SHORT EXERCISE »
Repeat the records below exactly, leaving out any pictures.

DATA PROVIDED »
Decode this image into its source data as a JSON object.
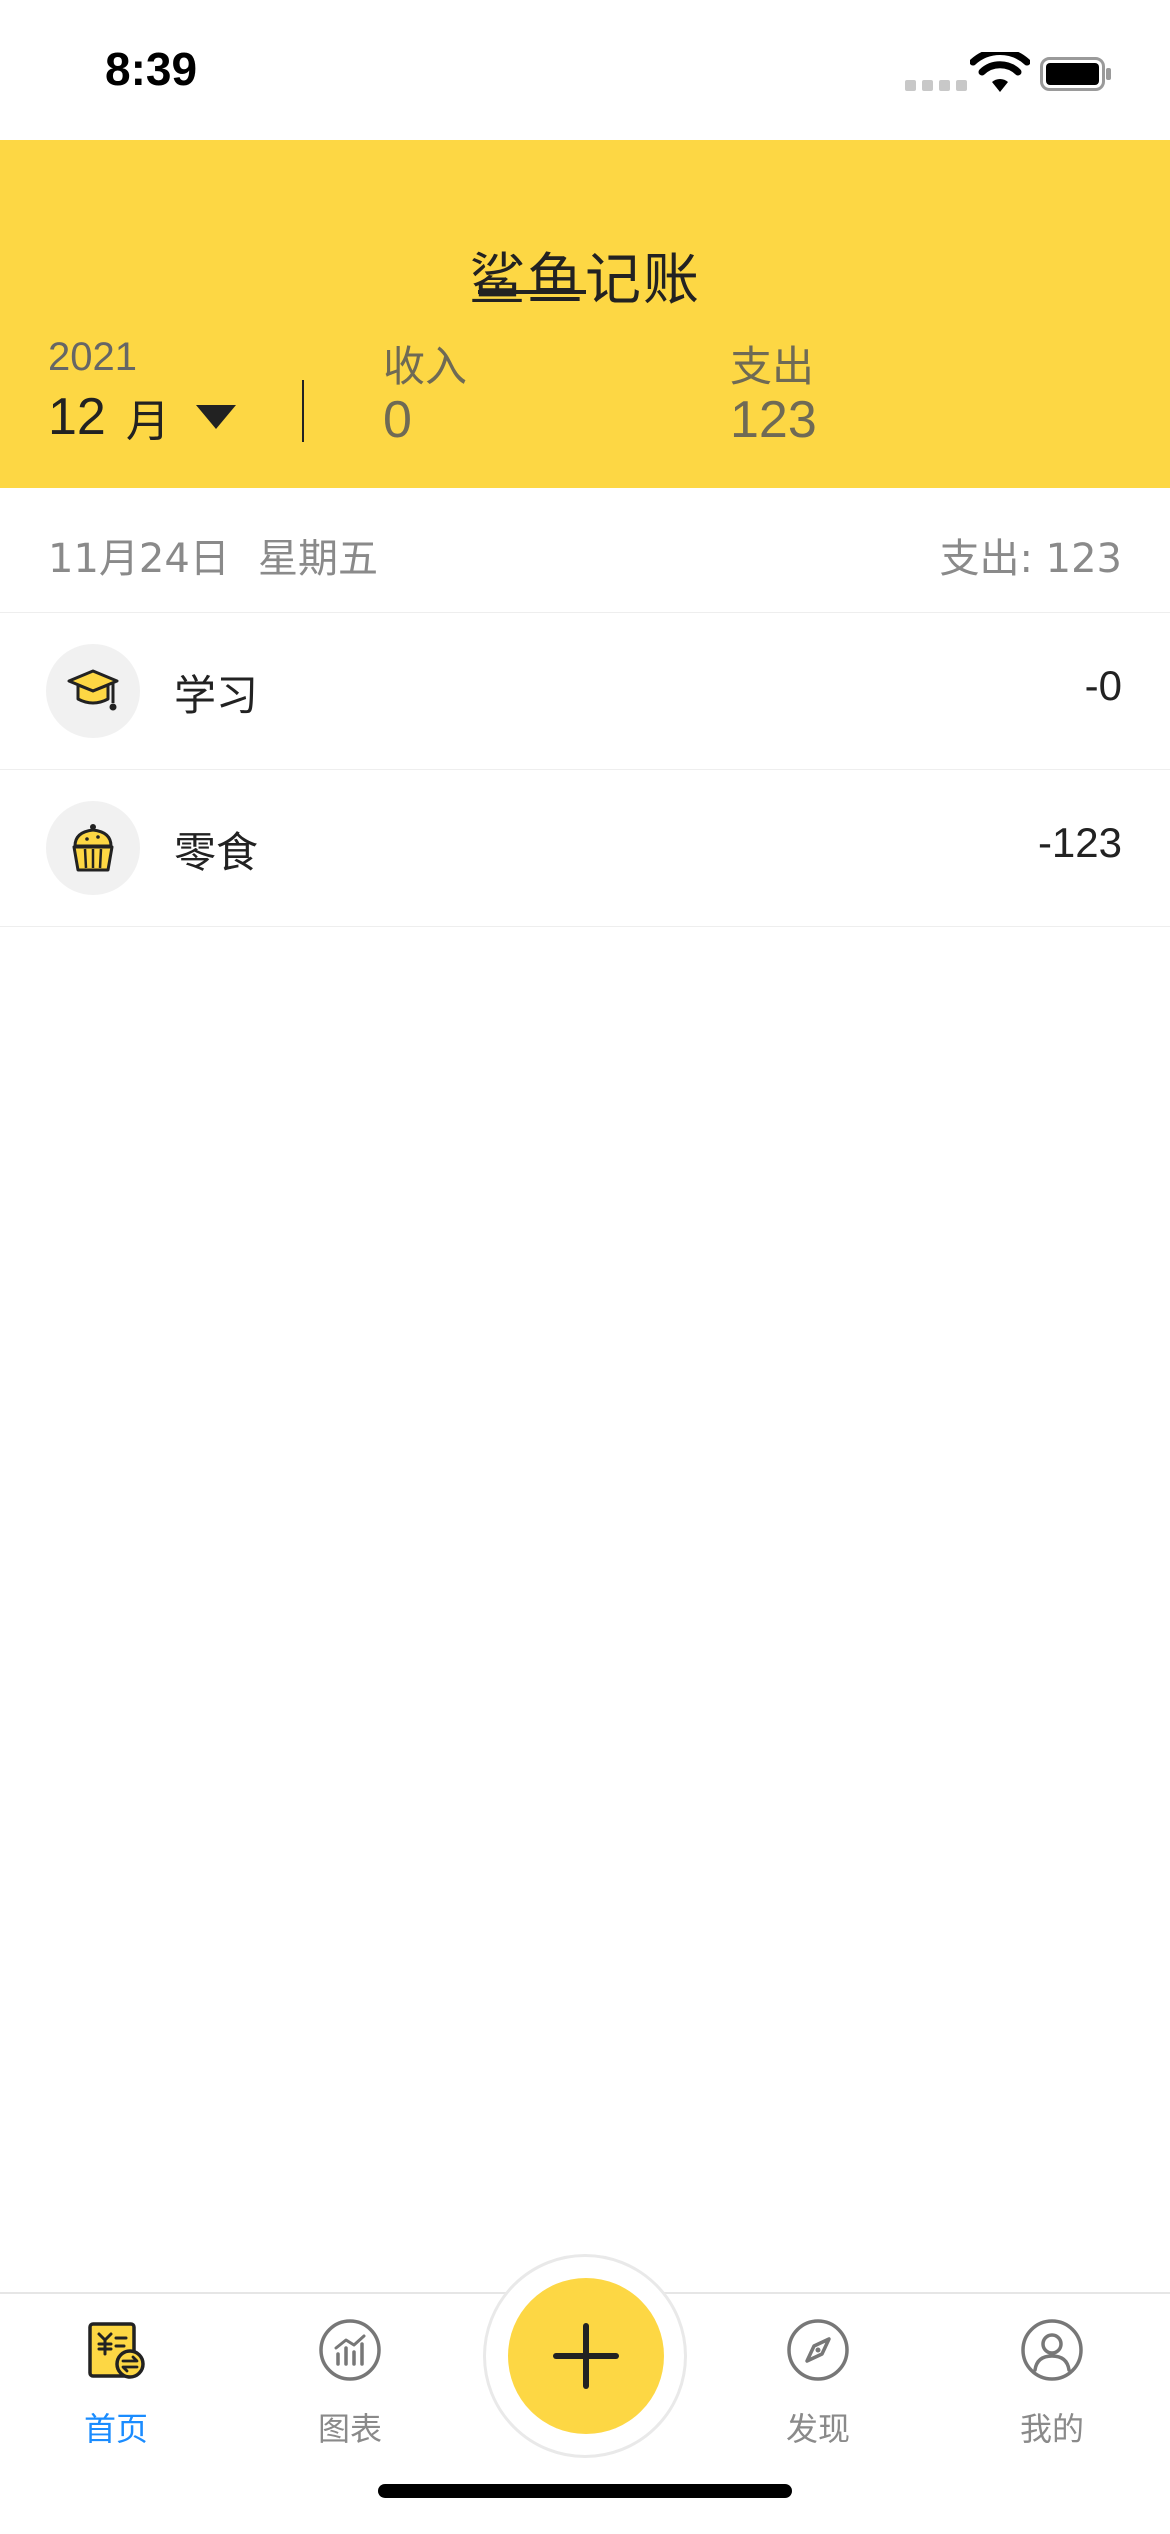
{
  "status_bar": {
    "time": "8:39"
  },
  "header": {
    "app_title": "鲨鱼记账",
    "year": "2021",
    "month": "12",
    "month_unit": "月",
    "income_label": "收入",
    "income_value": "0",
    "expense_label": "支出",
    "expense_value": "123",
    "background_color": "#FDD744"
  },
  "day_group": {
    "date": "11月24日",
    "weekday": "星期五",
    "total": "支出: 123"
  },
  "records": [
    {
      "icon": "graduation-cap-icon",
      "label": "学习",
      "amount": "-0"
    },
    {
      "icon": "cupcake-icon",
      "label": "零食",
      "amount": "-123"
    }
  ],
  "tabbar": {
    "tabs": [
      {
        "label": "首页",
        "icon": "ledger-icon",
        "active": true
      },
      {
        "label": "图表",
        "icon": "chart-icon",
        "active": false
      },
      {
        "label": "发现",
        "icon": "compass-icon",
        "active": false
      },
      {
        "label": "我的",
        "icon": "user-icon",
        "active": false
      }
    ],
    "add_icon": "plus-icon",
    "active_color": "#1a8cff",
    "accent_color": "#FDD744"
  }
}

RESPONSE »
Decode this image into its source data as a JSON object.
{
  "status_bar": {
    "time": "8:39"
  },
  "header": {
    "app_title": "鲨鱼记账",
    "year": "2021",
    "month": "12",
    "month_unit": "月",
    "income_label": "收入",
    "income_value": "0",
    "expense_label": "支出",
    "expense_value": "123",
    "background_color": "#FDD744"
  },
  "day_group": {
    "date": "11月24日",
    "weekday": "星期五",
    "total": "支出: 123"
  },
  "records": [
    {
      "icon": "graduation-cap-icon",
      "label": "学习",
      "amount": "-0"
    },
    {
      "icon": "cupcake-icon",
      "label": "零食",
      "amount": "-123"
    }
  ],
  "tabbar": {
    "tabs": [
      {
        "label": "首页",
        "icon": "ledger-icon",
        "active": true
      },
      {
        "label": "图表",
        "icon": "chart-icon",
        "active": false
      },
      {
        "label": "发现",
        "icon": "compass-icon",
        "active": false
      },
      {
        "label": "我的",
        "icon": "user-icon",
        "active": false
      }
    ],
    "add_icon": "plus-icon",
    "active_color": "#1a8cff",
    "accent_color": "#FDD744"
  }
}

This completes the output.